→ Material provided:
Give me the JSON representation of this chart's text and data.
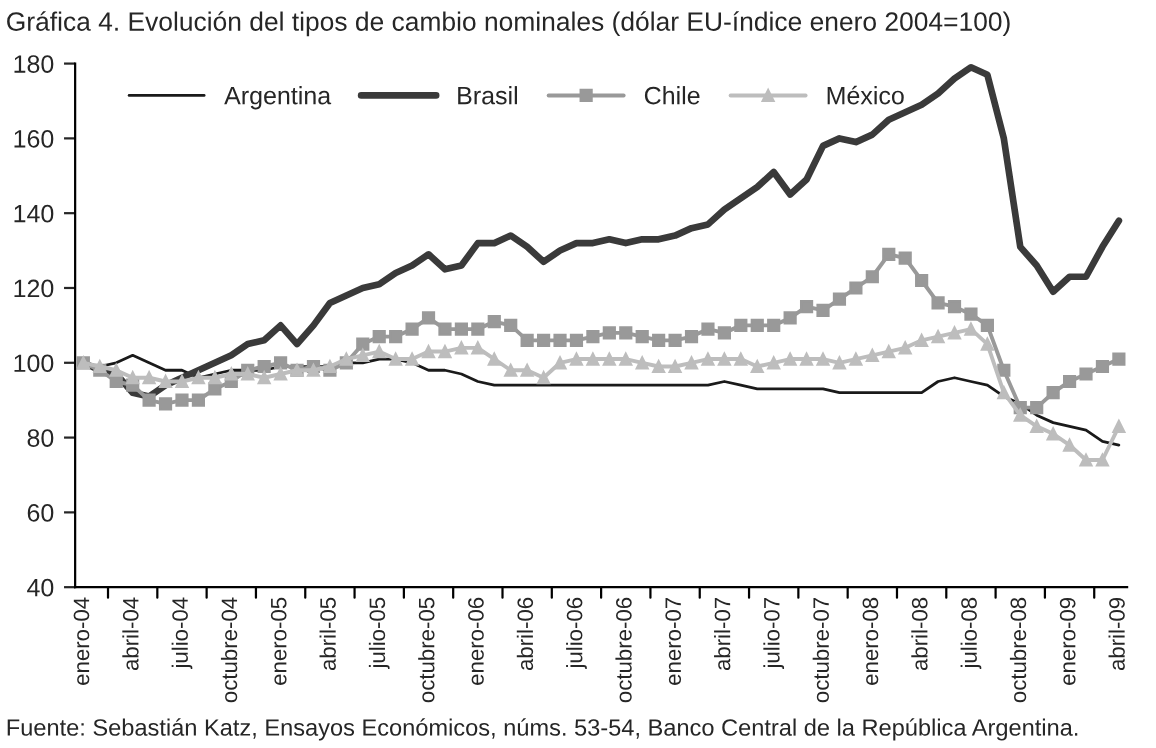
{
  "chart_data": {
    "type": "line",
    "title": "Gráfica 4. Evolución del tipos de cambio nominales (dólar EU-índice enero 2004=100)",
    "annotations": [
      "Fuente: Sebastián Katz, Ensayos Económicos, núms. 53-54, Banco Central de la República Argentina."
    ],
    "categories": [
      "enero-04",
      null,
      null,
      "abril-04",
      null,
      null,
      "julio-04",
      null,
      null,
      "octubre-04",
      null,
      null,
      "enero-05",
      null,
      null,
      "abril-05",
      null,
      null,
      "julio-05",
      null,
      null,
      "octubre-05",
      null,
      null,
      "enero-06",
      null,
      null,
      "abril-06",
      null,
      null,
      "julio-06",
      null,
      null,
      "octubre-06",
      null,
      null,
      "enero-07",
      null,
      null,
      "abril-07",
      null,
      null,
      "julio-07",
      null,
      null,
      "octubre-07",
      null,
      null,
      "enero-08",
      null,
      null,
      "abril-08",
      null,
      null,
      "julio-08",
      null,
      null,
      "octubre-08",
      null,
      null,
      "enero-09",
      null,
      null,
      "abril-09"
    ],
    "series": [
      {
        "name": "Argentina",
        "color": "#1a1a1a",
        "marker": "none",
        "values": [
          100,
          99,
          100,
          102,
          100,
          98,
          98,
          96,
          97,
          98,
          98,
          98,
          99,
          99,
          99,
          99,
          100,
          100,
          101,
          101,
          100,
          98,
          98,
          97,
          95,
          94,
          94,
          94,
          94,
          94,
          94,
          94,
          94,
          94,
          94,
          94,
          94,
          94,
          94,
          95,
          94,
          93,
          93,
          93,
          93,
          93,
          92,
          92,
          92,
          92,
          92,
          92,
          95,
          96,
          95,
          94,
          91,
          89,
          86,
          84,
          83,
          82,
          79,
          78
        ]
      },
      {
        "name": "Brasil",
        "color": "#3a3a3a",
        "marker": "none",
        "values": [
          100,
          98,
          97,
          92,
          91,
          94,
          96,
          98,
          100,
          102,
          105,
          106,
          110,
          105,
          110,
          116,
          118,
          120,
          121,
          124,
          126,
          129,
          125,
          126,
          132,
          132,
          134,
          131,
          127,
          130,
          132,
          132,
          133,
          132,
          133,
          133,
          134,
          136,
          137,
          141,
          144,
          147,
          151,
          145,
          149,
          158,
          160,
          159,
          161,
          165,
          167,
          169,
          172,
          176,
          179,
          177,
          160,
          131,
          126,
          119,
          123,
          123,
          131,
          138
        ]
      },
      {
        "name": "Chile",
        "color": "#999999",
        "marker": "square",
        "values": [
          100,
          98,
          95,
          94,
          90,
          89,
          90,
          90,
          93,
          95,
          98,
          99,
          100,
          98,
          99,
          98,
          100,
          105,
          107,
          107,
          109,
          112,
          109,
          109,
          109,
          111,
          110,
          106,
          106,
          106,
          106,
          107,
          108,
          108,
          107,
          106,
          106,
          107,
          109,
          108,
          110,
          110,
          110,
          112,
          115,
          114,
          117,
          120,
          123,
          129,
          128,
          122,
          116,
          115,
          113,
          110,
          98,
          88,
          88,
          92,
          95,
          97,
          99,
          101
        ]
      },
      {
        "name": "México",
        "color": "#bdbdbd",
        "marker": "triangle",
        "values": [
          100,
          99,
          98,
          96,
          96,
          95,
          95,
          96,
          96,
          97,
          97,
          96,
          97,
          98,
          98,
          99,
          101,
          102,
          103,
          101,
          101,
          103,
          103,
          104,
          104,
          101,
          98,
          98,
          96,
          100,
          101,
          101,
          101,
          101,
          100,
          99,
          99,
          100,
          101,
          101,
          101,
          99,
          100,
          101,
          101,
          101,
          100,
          101,
          102,
          103,
          104,
          106,
          107,
          108,
          109,
          105,
          92,
          86,
          83,
          81,
          78,
          74,
          74,
          83
        ]
      }
    ],
    "ylim": [
      40,
      180
    ],
    "yticks": [
      40,
      60,
      80,
      100,
      120,
      140,
      160,
      180
    ],
    "grid": false,
    "legend": "top"
  }
}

→ Objective: Reply with the number of lines in the material above that contain "name", and nothing more.

→ Written answer: 4